» **Exercise requirements**:
Could you output each line below exactly as it appears, excluding any pictures?

━━━━━━

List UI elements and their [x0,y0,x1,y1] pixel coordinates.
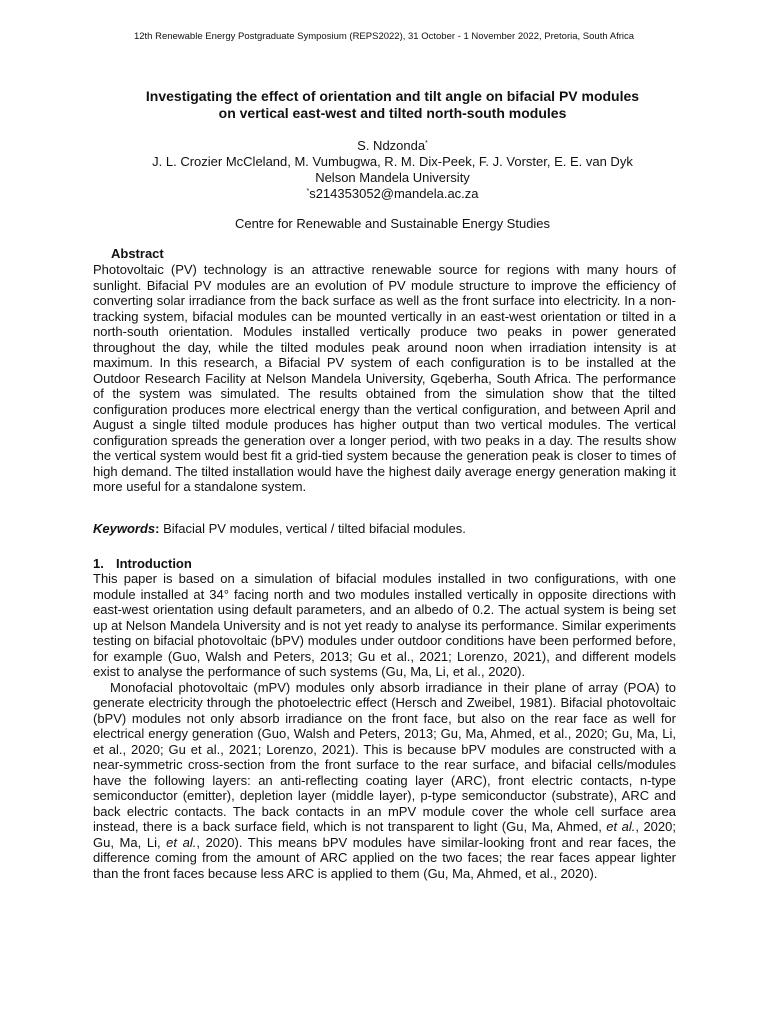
p2-etal-1: et al. [606,819,636,834]
author-email: s214353052@mandela.ac.za [309,186,479,201]
keywords-line [93,521,676,537]
introduction-heading [93,556,192,572]
abstract-text: Photovoltaic (PV) technology is an attractive renewable source for regions with many hours of sunlight. Bifacial PV modules are an evolution of PV module structure to improve the efficiency of converting solar irradiance from the back surface as well as the front surface into electricity. In a non-tracking system, bifacial modules can be mounted vertically in an east-west orientation or tilted in a north-south orientation. Modules installed vertically produce two peaks in power generated throughout the day, while the tilted modules peak around noon when irradiation intensity is at maximum. In this research, a Bifacial PV system of each configuration is to be installed at the Outdoor Research Facility at Nelson Mandela University, Gqeberha, South Africa. The performance of the system was simulated. The results obtained from the simulation show that the tilted configuration produces more electrical energy than the vertical configuration, and between April and August a single tilted module produces has higher output than two vertical modules. The vertical configuration spreads the generation over a longer period, with two peaks in a day. The results show the vertical system would best fit a grid-tied system because the generation peak is closer to times of high demand. The tilted installation would have the highest daily average energy generation making it more useful for a standalone system. [93,262,676,494]
conference-header: 12th Renewable Energy Postgraduate Symposium (REPS2022), 31 October - 1 November 2022, Pretoria, South Africa [133,31,635,42]
affiliation: Nelson Mandela University [315,170,470,185]
paper-title [90,88,695,122]
author-block [90,138,695,202]
p2-etal-2: et al. [166,834,197,850]
abstract-heading: Abstract [111,246,164,261]
email-mark: * [306,188,310,195]
email-line [90,186,695,202]
title-line-1: Investigating the effect of orientation and tilt angle on bifacial PV modules [145,88,640,104]
main-author-name: S. Ndzonda [357,138,426,153]
keywords-text: Bifacial PV modules, vertical / tilted bifacial modules. [159,521,466,536]
p2-text-2: , 2020; Gu, Ma, Li, [93,819,676,850]
coauthors: J. L. Crozier McCleland, M. Vumbugwa, R. M. Dix-Peek, F. J. Vorster, E. E. van Dyk [152,154,633,169]
main-author-mark: * [425,140,428,147]
intro-paragraph-2 [93,680,676,882]
section-title: Introduction [116,556,192,571]
keywords-colon: : [155,521,160,536]
p2-text-3: , 2020). This means bPV modules have similar-looking front and rear faces, the difference coming from the amount of ARC applied on the two faces; the rear faces appear lighter than the front faces because less ARC is applied to them (Gu, Ma, Ahmed, et al., 2020). [93,834,676,881]
research-centre: Centre for Renewable and Sustainable Energy Studies [234,216,551,231]
section-number: 1. [93,556,104,571]
title-line-2: on vertical east-west and tilted north-south modules [218,105,567,121]
main-author [90,138,695,154]
intro-paragraph-1: This paper is based on a simulation of bifacial modules installed in two configurations, with one module installed at 34° facing north and two modules installed vertically in opposite directions with east-west orientation using default parameters, and an albedo of 0.2. The actual system is being set up at Nelson Mandela University and is not yet ready to analyse its performance. Similar experiments testing on bifacial photovoltaic (bPV) modules under outdoor conditions have been performed before, for example (Guo, Walsh and Peters, 2013; Gu et al., 2021; Lorenzo, 2021), and different models exist to analyse the performance of such systems (Gu, Ma, Li, et al., 2020). [93,571,676,679]
p2-text-1: Monofacial photovoltaic (mPV) modules only absorb irradiance in their plane of array (POA) to generate electricity through the photoelectric effect (Hersch and Zweibel, 1981). Bifacial photovoltaic (bPV) modules not only absorb irradiance on the front face, but also on the rear face as well for electrical energy generation (Guo, Walsh and Peters, 2013; Gu, Ma, Ahmed, et al., 2020; Gu, Ma, Li, et al., 2020; Gu et al., 2021; Lorenzo, 2021). This is because bPV modules are constructed with a near-symmetric cross-section from the front surface to the rear surface, and bifacial cells/modules have the following layers: an anti-reflecting coating layer (ARC), front electric contacts, n-type semiconductor (emitter), depletion layer (middle layer), p-type semiconductor (substrate), ARC and back electric contacts. The back contacts in an mPV module cover the whole cell surface area instead, there is a back surface field, which is not transparent to light (Gu, Ma, Ahmed, [93,679,676,834]
keywords-label: Keywords [93,521,156,536]
introduction-body [93,571,676,881]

━━━━━━

» **Result of the task**:
List UI elements and their [x0,y0,x1,y1] pixel coordinates.
p2-etal-1: et al. [606,819,636,834]
author-email: s214353052@mandela.ac.za [309,186,479,201]
keywords-line [93,521,676,537]
introduction-heading [93,556,192,572]
abstract-text: Photovoltaic (PV) technology is an attractive renewable source for regions with many hours of sunlight. Bifacial PV modules are an evolution of PV module structure to improve the efficiency of converting solar irradiance from the back surface as well as the front surface into electricity. In a non-tracking system, bifacial modules can be mounted vertically in an east-west orientation or tilted in a north-south orientation. Modules installed vertically produce two peaks in power generated throughout the day, while the tilted modules peak around noon when irradiation intensity is at maximum. In this research, a Bifacial PV system of each configuration is to be installed at the Outdoor Research Facility at Nelson Mandela University, Gqeberha, South Africa. The performance of the system was simulated. The results obtained from the simulation show that the tilted configuration produces more electrical energy than the vertical configuration, and between April and August a single tilted module produces has higher output than two vertical modules. The vertical configuration spreads the generation over a longer period, with two peaks in a day. The results show the vertical system would best fit a grid-tied system because the generation peak is closer to times of high demand. The tilted installation would have the highest daily average energy generation making it more useful for a standalone system. [93,262,676,494]
conference-header: 12th Renewable Energy Postgraduate Symposium (REPS2022), 31 October - 1 November 2022, Pretoria, South Africa [133,31,635,42]
affiliation: Nelson Mandela University [315,170,470,185]
paper-title [90,88,695,122]
author-block [90,138,695,202]
p2-etal-2: et al. [166,834,197,850]
abstract-heading: Abstract [111,246,164,261]
email-mark: * [306,188,310,195]
email-line [90,186,695,202]
title-line-1: Investigating the effect of orientation and tilt angle on bifacial PV modules [145,88,640,104]
main-author-name: S. Ndzonda [357,138,426,153]
keywords-text: Bifacial PV modules, vertical / tilted bifacial modules. [159,521,466,536]
p2-text-2: , 2020; Gu, Ma, Li, [93,819,676,850]
coauthors: J. L. Crozier McCleland, M. Vumbugwa, R. M. Dix-Peek, F. J. Vorster, E. E. van Dyk [152,154,633,169]
main-author-mark: * [425,140,428,147]
intro-paragraph-2 [93,680,676,882]
section-title: Introduction [116,556,192,571]
keywords-colon: : [155,521,160,536]
p2-text-3: , 2020). This means bPV modules have similar-looking front and rear faces, the difference coming from the amount of ARC applied on the two faces; the rear faces appear lighter than the front faces because less ARC is applied to them (Gu, Ma, Ahmed, et al., 2020). [93,834,676,881]
research-centre: Centre for Renewable and Sustainable Energy Studies [234,216,551,231]
section-number: 1. [93,556,104,571]
title-line-2: on vertical east-west and tilted north-south modules [218,105,567,121]
main-author [90,138,695,154]
intro-paragraph-1: This paper is based on a simulation of bifacial modules installed in two configurations, with one module installed at 34° facing north and two modules installed vertically in opposite directions with east-west orientation using default parameters, and an albedo of 0.2. The actual system is being set up at Nelson Mandela University and is not yet ready to analyse its performance. Similar experiments testing on bifacial photovoltaic (bPV) modules under outdoor conditions have been performed before, for example (Guo, Walsh and Peters, 2013; Gu et al., 2021; Lorenzo, 2021), and different models exist to analyse the performance of such systems (Gu, Ma, Li, et al., 2020). [93,571,676,679]
p2-text-1: Monofacial photovoltaic (mPV) modules only absorb irradiance in their plane of array (POA) to generate electricity through the photoelectric effect (Hersch and Zweibel, 1981). Bifacial photovoltaic (bPV) modules not only absorb irradiance on the front face, but also on the rear face as well for electrical energy generation (Guo, Walsh and Peters, 2013; Gu, Ma, Ahmed, et al., 2020; Gu, Ma, Li, et al., 2020; Gu et al., 2021; Lorenzo, 2021). This is because bPV modules are constructed with a near-symmetric cross-section from the front surface to the rear surface, and bifacial cells/modules have the following layers: an anti-reflecting coating layer (ARC), front electric contacts, n-type semiconductor (emitter), depletion layer (middle layer), p-type semiconductor (substrate), ARC and back electric contacts. The back contacts in an mPV module cover the whole cell surface area instead, there is a back surface field, which is not transparent to light (Gu, Ma, Ahmed, [93,679,676,834]
keywords-label: Keywords [93,521,156,536]
introduction-body [93,571,676,881]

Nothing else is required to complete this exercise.